Aim of the task — Search the listing below for "JSON". Copy each matching line.

-- START OF Extracted entries --

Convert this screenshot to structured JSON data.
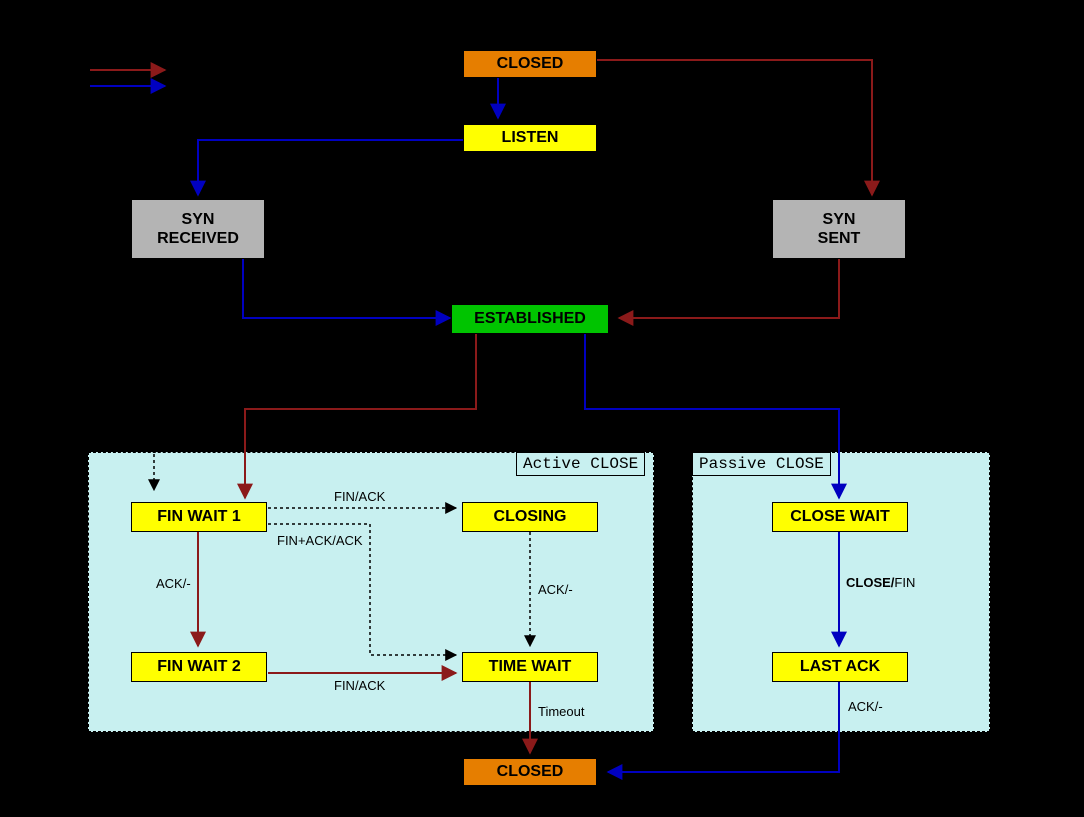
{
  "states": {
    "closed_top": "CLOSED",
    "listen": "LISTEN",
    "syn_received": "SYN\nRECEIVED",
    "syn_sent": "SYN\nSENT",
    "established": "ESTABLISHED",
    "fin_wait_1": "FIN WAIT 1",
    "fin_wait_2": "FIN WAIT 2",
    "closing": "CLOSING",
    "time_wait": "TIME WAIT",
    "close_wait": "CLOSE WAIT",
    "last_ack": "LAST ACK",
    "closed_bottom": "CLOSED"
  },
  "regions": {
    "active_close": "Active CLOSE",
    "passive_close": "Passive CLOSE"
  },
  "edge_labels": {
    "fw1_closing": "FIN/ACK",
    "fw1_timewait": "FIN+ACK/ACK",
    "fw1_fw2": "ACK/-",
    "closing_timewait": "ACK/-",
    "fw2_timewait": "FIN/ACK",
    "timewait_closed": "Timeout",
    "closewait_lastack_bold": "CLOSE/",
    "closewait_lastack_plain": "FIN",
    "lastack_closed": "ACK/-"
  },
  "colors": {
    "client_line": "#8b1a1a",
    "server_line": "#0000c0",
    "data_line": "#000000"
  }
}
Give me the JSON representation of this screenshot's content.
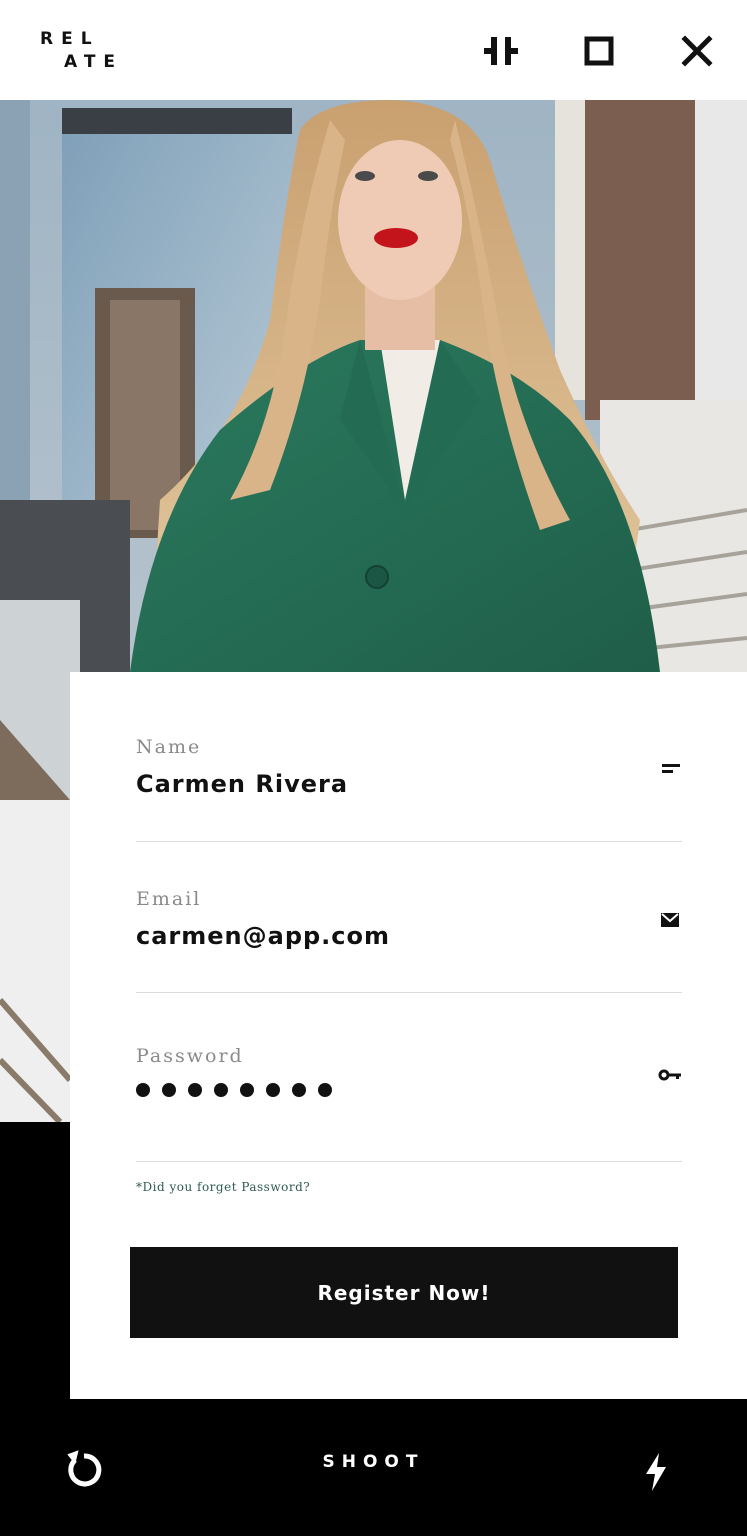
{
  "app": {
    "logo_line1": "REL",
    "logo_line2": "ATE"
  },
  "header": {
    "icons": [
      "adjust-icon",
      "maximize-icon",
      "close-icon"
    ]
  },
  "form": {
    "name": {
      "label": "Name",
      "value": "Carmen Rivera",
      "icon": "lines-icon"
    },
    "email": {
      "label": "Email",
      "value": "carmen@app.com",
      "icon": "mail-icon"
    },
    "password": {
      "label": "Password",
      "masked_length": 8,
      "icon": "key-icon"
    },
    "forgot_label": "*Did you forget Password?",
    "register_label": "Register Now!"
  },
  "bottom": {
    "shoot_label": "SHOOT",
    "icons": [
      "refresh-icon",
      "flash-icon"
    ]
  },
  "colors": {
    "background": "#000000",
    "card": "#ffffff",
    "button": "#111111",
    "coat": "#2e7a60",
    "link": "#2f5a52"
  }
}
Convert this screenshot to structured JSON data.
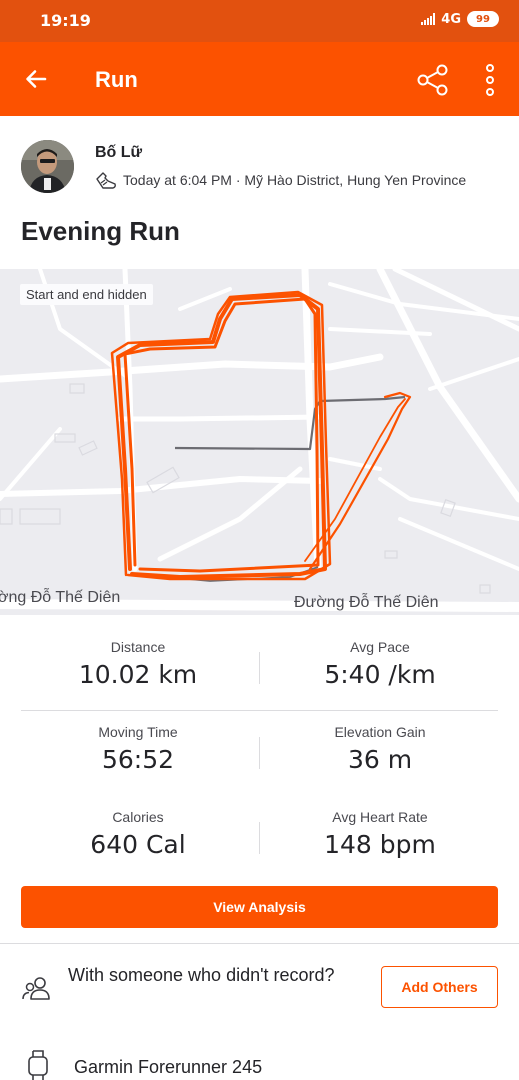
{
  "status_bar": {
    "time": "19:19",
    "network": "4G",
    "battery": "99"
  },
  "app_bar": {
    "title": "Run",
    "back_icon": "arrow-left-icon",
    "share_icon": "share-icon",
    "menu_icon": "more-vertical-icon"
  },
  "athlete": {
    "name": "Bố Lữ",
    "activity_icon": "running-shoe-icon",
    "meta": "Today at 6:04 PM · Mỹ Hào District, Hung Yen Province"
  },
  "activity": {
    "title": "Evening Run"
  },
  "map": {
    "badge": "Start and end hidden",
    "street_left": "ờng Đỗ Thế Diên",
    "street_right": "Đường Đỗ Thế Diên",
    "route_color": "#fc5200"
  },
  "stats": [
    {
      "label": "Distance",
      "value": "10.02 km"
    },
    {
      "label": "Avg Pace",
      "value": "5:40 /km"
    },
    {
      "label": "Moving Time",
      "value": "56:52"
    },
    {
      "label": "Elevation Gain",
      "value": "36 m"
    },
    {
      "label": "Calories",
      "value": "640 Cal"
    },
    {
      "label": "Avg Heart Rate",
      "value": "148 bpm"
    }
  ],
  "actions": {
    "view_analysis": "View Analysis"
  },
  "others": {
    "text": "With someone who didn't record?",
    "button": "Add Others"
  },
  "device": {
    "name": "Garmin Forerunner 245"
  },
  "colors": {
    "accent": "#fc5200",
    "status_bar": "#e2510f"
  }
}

-- END OF Extracted entries --
-- START OF Extracted entries --

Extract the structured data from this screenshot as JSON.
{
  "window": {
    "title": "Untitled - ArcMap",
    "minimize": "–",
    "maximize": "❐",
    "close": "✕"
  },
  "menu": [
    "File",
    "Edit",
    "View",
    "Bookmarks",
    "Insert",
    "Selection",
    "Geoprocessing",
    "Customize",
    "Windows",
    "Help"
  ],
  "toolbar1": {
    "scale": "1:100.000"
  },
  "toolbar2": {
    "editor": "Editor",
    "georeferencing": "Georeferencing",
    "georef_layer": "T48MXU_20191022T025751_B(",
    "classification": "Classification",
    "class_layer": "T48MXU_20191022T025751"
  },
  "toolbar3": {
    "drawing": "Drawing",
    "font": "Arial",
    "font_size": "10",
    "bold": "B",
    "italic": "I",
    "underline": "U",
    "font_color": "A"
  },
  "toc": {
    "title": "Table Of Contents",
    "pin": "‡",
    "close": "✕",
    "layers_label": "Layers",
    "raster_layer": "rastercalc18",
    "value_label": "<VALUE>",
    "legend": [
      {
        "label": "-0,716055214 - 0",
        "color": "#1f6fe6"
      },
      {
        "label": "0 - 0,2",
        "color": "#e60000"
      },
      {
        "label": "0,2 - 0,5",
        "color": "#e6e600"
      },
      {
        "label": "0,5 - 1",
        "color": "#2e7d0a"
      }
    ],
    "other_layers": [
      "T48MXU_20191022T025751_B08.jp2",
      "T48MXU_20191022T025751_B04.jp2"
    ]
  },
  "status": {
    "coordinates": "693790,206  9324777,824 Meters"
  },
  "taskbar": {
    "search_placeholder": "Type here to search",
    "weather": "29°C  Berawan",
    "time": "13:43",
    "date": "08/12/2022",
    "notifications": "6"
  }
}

-- END OF Extracted entries --

Correct response —
Convert this screenshot to structured JSON data.
Give me the JSON representation of this screenshot's content.
Convert this screenshot to structured JSON data.
Extract the structured data from this screenshot as JSON.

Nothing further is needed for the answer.